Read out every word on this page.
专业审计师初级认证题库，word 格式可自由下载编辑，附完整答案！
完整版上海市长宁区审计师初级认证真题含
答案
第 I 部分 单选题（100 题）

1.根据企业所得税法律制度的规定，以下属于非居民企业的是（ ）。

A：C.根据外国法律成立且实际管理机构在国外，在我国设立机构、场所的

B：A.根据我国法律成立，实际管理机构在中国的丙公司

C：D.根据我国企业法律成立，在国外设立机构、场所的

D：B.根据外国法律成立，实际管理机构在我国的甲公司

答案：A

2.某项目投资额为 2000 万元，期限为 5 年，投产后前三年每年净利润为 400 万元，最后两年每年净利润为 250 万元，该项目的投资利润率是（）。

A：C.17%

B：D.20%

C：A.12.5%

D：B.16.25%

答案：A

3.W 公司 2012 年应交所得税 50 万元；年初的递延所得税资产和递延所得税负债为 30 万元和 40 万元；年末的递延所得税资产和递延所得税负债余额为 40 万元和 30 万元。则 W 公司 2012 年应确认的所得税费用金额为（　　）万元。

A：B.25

■ ■ ■ ■

Track down every line holding the string "word" and copy it.

### [ANSWER TO THE PROBLEM]
Read out every word on this page.
专业审计师初级认证题库，word 格式可自由下载编辑，附完整答案！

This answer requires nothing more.